TASK BRIEF:
Look through the material below and give the number of lines holding "حدثنا", with no other words.

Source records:
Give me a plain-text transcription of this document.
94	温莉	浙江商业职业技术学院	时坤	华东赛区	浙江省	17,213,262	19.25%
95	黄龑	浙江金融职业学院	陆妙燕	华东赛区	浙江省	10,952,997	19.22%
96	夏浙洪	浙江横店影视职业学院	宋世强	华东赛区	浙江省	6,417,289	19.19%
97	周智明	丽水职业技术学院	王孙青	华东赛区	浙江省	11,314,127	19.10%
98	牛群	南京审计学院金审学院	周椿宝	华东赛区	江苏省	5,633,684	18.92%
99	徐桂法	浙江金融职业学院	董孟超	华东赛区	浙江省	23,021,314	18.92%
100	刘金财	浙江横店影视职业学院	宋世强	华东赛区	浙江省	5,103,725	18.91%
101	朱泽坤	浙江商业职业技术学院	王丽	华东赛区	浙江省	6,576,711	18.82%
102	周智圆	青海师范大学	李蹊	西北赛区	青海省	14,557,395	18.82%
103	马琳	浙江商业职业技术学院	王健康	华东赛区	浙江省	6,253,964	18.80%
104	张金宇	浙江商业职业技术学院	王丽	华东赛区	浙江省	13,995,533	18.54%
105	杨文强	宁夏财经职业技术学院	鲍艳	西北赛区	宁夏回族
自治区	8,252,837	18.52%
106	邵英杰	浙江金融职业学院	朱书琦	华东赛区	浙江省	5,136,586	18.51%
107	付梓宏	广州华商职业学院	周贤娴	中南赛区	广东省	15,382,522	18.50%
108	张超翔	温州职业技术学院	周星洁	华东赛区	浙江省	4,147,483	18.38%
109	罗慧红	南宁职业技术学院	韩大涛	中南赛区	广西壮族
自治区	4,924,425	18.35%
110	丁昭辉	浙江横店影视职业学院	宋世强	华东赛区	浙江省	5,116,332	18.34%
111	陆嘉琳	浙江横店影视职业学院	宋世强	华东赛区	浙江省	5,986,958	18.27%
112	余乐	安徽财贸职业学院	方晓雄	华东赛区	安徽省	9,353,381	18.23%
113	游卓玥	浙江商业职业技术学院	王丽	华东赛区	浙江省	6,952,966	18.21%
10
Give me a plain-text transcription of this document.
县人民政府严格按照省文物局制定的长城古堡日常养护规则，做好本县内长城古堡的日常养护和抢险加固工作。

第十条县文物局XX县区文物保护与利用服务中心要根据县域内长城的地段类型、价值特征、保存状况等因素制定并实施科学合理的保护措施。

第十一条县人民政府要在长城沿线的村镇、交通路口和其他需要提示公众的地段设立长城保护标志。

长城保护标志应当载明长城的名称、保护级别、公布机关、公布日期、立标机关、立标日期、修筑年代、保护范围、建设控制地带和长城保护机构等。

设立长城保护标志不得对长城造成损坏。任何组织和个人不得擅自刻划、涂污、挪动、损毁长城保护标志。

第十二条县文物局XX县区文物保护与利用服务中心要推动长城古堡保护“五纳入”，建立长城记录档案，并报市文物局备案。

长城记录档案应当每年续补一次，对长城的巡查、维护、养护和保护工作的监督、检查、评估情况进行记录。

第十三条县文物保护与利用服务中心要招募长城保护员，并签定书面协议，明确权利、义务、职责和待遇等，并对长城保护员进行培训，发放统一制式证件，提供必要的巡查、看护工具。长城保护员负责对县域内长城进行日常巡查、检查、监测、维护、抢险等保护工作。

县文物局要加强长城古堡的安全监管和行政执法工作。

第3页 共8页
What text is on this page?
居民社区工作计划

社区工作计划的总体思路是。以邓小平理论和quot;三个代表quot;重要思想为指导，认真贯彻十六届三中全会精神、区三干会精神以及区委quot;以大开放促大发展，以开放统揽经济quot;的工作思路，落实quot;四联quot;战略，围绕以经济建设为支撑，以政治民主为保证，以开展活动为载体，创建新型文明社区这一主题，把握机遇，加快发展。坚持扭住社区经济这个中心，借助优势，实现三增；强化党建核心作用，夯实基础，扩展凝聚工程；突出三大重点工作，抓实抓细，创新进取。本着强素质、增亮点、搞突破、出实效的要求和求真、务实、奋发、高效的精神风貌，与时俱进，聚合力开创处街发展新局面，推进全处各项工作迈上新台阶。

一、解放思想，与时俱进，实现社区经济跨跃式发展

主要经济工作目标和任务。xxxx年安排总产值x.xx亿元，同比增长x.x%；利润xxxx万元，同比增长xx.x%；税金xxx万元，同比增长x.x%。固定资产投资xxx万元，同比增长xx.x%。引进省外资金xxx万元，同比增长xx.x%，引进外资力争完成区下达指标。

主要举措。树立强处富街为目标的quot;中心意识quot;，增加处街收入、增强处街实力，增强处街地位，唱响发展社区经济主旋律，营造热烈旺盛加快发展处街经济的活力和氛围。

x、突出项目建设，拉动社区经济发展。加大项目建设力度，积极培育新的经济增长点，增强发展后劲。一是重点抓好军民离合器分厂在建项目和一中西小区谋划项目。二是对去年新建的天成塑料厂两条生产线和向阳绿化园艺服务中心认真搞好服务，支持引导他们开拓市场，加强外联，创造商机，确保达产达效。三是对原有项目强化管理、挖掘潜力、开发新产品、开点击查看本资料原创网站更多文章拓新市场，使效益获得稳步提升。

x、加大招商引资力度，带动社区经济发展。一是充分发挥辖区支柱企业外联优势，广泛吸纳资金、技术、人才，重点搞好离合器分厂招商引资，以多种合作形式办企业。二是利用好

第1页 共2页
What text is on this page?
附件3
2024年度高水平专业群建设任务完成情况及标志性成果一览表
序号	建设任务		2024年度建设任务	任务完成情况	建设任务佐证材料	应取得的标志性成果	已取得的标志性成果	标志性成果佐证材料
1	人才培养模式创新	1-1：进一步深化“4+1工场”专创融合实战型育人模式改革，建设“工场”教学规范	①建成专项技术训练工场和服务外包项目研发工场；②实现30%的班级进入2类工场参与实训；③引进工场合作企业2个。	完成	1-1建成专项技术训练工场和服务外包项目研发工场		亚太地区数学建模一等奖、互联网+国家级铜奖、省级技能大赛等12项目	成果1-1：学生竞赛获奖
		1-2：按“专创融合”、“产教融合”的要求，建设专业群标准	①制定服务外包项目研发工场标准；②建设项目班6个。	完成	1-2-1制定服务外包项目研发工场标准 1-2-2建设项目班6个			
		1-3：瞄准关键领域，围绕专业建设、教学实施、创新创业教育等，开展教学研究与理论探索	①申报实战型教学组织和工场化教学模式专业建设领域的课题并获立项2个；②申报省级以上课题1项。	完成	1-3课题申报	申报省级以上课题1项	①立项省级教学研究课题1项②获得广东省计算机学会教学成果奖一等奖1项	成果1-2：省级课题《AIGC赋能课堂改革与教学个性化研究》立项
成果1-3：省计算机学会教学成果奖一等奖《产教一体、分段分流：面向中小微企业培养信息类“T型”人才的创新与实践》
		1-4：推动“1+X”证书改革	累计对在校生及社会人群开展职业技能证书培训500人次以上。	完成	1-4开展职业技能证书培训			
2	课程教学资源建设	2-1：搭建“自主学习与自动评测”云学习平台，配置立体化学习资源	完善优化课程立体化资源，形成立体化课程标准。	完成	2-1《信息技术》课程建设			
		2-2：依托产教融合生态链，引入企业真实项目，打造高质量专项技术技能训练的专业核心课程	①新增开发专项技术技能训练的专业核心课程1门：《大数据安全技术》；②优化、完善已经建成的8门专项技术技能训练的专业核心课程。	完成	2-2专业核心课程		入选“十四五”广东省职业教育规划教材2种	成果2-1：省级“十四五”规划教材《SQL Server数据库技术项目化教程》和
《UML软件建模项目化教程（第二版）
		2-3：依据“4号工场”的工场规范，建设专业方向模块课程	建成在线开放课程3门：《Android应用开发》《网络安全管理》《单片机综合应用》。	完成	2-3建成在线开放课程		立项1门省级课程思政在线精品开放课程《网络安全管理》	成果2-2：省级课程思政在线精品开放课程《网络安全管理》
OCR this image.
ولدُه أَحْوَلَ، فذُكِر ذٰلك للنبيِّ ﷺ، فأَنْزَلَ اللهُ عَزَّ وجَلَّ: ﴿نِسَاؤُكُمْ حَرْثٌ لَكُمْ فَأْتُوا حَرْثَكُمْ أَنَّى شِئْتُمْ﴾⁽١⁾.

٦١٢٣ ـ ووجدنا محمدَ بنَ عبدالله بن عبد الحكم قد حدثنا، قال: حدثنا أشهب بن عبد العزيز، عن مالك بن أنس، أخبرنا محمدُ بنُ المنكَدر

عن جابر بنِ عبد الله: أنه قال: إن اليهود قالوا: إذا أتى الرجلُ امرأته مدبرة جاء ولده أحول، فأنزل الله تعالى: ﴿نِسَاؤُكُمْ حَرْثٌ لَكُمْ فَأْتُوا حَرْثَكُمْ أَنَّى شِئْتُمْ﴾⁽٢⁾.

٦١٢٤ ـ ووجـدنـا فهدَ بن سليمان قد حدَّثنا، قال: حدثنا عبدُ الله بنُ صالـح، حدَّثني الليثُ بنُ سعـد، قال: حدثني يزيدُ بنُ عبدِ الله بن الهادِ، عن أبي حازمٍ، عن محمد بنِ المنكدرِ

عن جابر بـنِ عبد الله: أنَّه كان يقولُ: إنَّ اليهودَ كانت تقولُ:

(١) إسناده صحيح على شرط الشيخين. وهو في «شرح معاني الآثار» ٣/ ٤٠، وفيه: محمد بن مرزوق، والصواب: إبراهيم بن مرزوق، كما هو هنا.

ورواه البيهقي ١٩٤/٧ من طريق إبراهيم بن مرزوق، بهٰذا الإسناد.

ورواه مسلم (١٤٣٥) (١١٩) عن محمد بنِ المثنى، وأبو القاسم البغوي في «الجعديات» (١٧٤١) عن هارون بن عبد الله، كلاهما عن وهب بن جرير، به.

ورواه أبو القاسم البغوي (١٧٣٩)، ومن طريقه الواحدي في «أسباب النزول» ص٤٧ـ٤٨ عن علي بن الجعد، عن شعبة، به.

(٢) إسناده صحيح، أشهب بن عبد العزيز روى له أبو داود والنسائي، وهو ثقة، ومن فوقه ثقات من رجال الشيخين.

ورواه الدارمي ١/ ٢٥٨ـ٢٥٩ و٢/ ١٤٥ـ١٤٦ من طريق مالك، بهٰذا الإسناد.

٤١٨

FULL RESPONSE:
2